** START Exercise input **
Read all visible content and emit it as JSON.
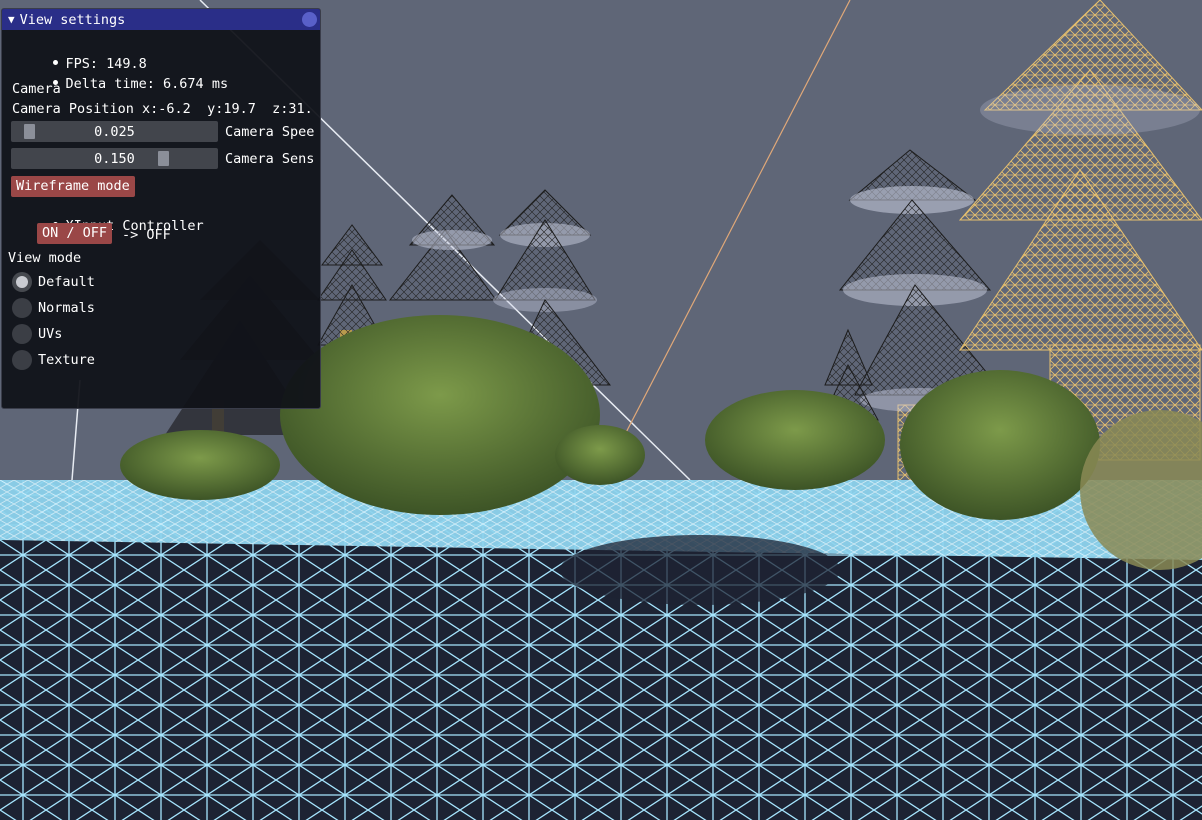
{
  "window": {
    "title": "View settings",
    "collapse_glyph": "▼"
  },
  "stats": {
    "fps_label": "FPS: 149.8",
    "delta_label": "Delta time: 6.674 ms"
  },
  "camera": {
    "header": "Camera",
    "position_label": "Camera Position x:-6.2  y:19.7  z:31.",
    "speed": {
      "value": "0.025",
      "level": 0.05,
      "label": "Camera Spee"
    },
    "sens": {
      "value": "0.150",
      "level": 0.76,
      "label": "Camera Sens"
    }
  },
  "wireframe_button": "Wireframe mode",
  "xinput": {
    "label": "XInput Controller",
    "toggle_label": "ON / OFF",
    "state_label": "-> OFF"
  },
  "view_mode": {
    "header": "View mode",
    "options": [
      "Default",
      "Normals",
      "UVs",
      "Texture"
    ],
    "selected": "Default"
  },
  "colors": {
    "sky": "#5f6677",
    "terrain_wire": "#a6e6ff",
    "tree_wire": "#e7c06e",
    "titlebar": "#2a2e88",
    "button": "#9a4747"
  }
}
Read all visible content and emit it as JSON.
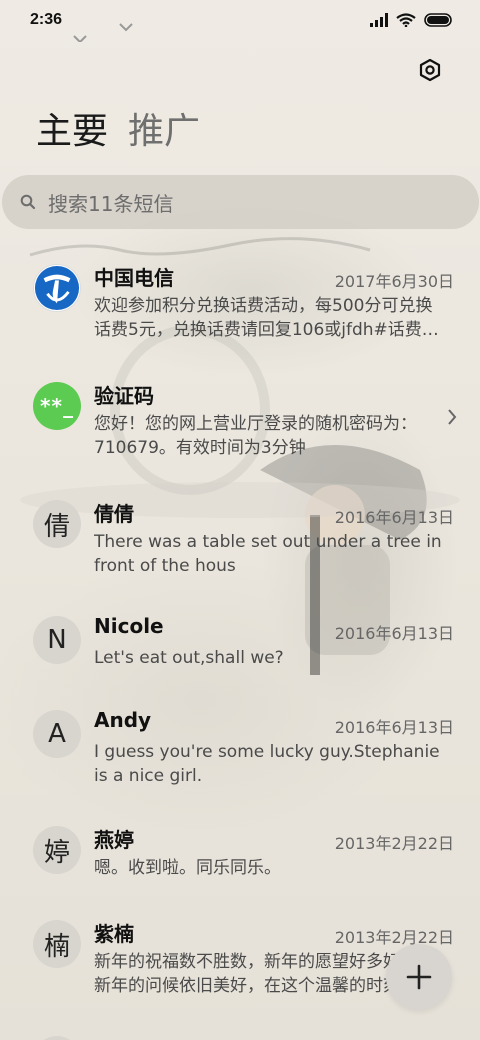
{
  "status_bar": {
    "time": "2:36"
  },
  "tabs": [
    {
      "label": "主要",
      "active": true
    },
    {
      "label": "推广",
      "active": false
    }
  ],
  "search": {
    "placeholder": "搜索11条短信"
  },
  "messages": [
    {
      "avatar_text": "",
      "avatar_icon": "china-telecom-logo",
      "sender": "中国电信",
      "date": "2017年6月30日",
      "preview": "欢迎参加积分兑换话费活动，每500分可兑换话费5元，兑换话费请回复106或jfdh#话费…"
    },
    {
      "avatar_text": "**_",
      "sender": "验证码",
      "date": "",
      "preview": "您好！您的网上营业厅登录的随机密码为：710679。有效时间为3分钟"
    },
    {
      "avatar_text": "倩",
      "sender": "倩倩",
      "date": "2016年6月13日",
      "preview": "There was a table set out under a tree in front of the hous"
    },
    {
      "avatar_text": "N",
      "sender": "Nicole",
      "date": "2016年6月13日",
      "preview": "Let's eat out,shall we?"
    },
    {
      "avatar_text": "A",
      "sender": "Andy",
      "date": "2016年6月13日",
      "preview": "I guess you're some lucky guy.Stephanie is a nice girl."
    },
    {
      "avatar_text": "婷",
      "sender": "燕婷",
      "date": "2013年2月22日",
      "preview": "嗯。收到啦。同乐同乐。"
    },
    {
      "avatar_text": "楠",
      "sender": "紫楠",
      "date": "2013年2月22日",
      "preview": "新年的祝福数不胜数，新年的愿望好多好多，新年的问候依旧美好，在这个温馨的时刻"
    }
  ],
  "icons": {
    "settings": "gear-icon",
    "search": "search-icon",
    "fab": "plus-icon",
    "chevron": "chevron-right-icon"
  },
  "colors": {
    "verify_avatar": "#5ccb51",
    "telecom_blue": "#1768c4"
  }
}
** END Exercise input **
Prompt:
Each line above that holds the string "sender" should be copied and shown.

Solution to the exercise:
      "sender": "中国电信",
      "sender": "验证码",
      "sender": "倩倩",
      "sender": "Nicole",
      "sender": "Andy",
      "sender": "燕婷",
      "sender": "紫楠",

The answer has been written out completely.